**TASK TO CARRY OUT:**
Your task is to repeat the entries exactly. Leave the pictures out.

**EXTRACTED RECORDS:**
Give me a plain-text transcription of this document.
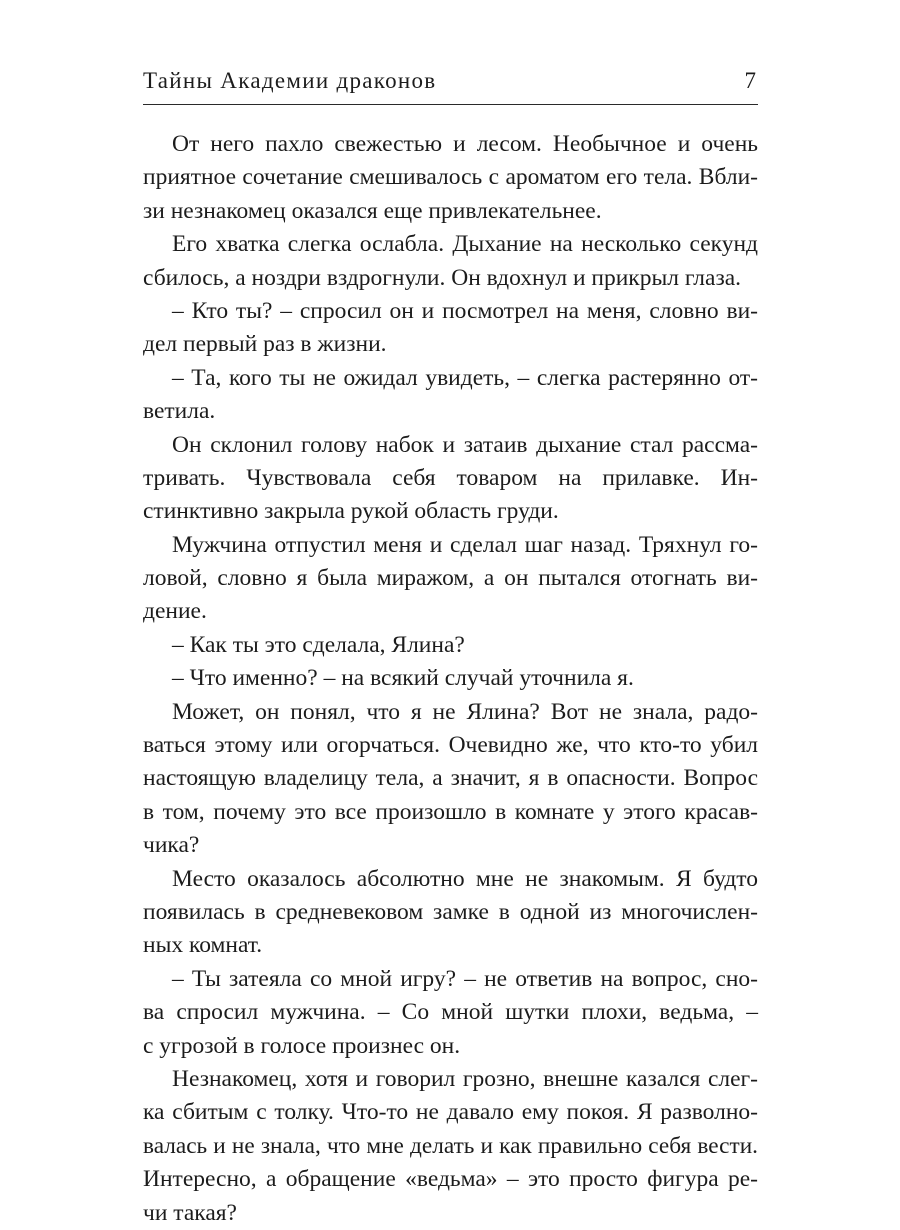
Тайны Академии драконов	7
От него пахло свежестью и лесом. Необычное и очень
приятное сочетание смешивалось с ароматом его тела. Вбли-
зи незнакомец оказался еще привлекательнее.
Его хватка слегка ослабла. Дыхание на несколько секунд
сбилось, а ноздри вздрогнули. Он вдохнул и прикрыл глаза.
– Кто ты? – спросил он и посмотрел на меня, словно ви-
дел первый раз в жизни.
– Та, кого ты не ожидал увидеть, – слегка растерянно от-
ветила.
Он склонил голову набок и затаив дыхание стал рассма-
тривать. Чувствовала себя товаром на прилавке. Ин-
стинктивно закрыла рукой область груди.
Мужчина отпустил меня и сделал шаг назад. Тряхнул го-
ловой, словно я была миражом, а он пытался отогнать ви-
дение.
– Как ты это сделала, Ялина?
– Что именно? – на всякий случай уточнила я.
Может, он понял, что я не Ялина? Вот не знала, радо-
ваться этому или огорчаться. Очевидно же, что кто-то убил
настоящую владелицу тела, а значит, я в опасности. Вопрос
в том, почему это все произошло в комнате у этого красав-
чика?
Место оказалось абсолютно мне не знакомым. Я будто
появилась в средневековом замке в одной из многочислен-
ных комнат.
– Ты затеяла со мной игру? – не ответив на вопрос, сно-
ва спросил мужчина. – Со мной шутки плохи, ведьма, –
с угрозой в голосе произнес он.
Незнакомец, хотя и говорил грозно, внешне казался слег-
ка сбитым с толку. Что-то не давало ему покоя. Я разволно-
валась и не знала, что мне делать и как правильно себя вести.
Интересно, а обращение «ведьма» – это просто фигура ре-
чи такая?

**TASK RESULT:**
Give me a plain-text transcription of this document.
Тайны Академии драконов	7
От него пахло свежестью и лесом. Необычное и очень
приятное сочетание смешивалось с ароматом его тела. Вбли-
зи незнакомец оказался еще привлекательнее.
Его хватка слегка ослабла. Дыхание на несколько секунд
сбилось, а ноздри вздрогнули. Он вдохнул и прикрыл глаза.
– Кто ты? – спросил он и посмотрел на меня, словно ви-
дел первый раз в жизни.
– Та, кого ты не ожидал увидеть, – слегка растерянно от-
ветила.
Он склонил голову набок и затаив дыхание стал рассма-
тривать. Чувствовала себя товаром на прилавке. Ин-
стинктивно закрыла рукой область груди.
Мужчина отпустил меня и сделал шаг назад. Тряхнул го-
ловой, словно я была миражом, а он пытался отогнать ви-
дение.
– Как ты это сделала, Ялина?
– Что именно? – на всякий случай уточнила я.
Может, он понял, что я не Ялина? Вот не знала, радо-
ваться этому или огорчаться. Очевидно же, что кто-то убил
настоящую владелицу тела, а значит, я в опасности. Вопрос
в том, почему это все произошло в комнате у этого красав-
чика?
Место оказалось абсолютно мне не знакомым. Я будто
появилась в средневековом замке в одной из многочислен-
ных комнат.
– Ты затеяла со мной игру? – не ответив на вопрос, сно-
ва спросил мужчина. – Со мной шутки плохи, ведьма, –
с угрозой в голосе произнес он.
Незнакомец, хотя и говорил грозно, внешне казался слег-
ка сбитым с толку. Что-то не давало ему покоя. Я разволно-
валась и не знала, что мне делать и как правильно себя вести.
Интересно, а обращение «ведьма» – это просто фигура ре-
чи такая?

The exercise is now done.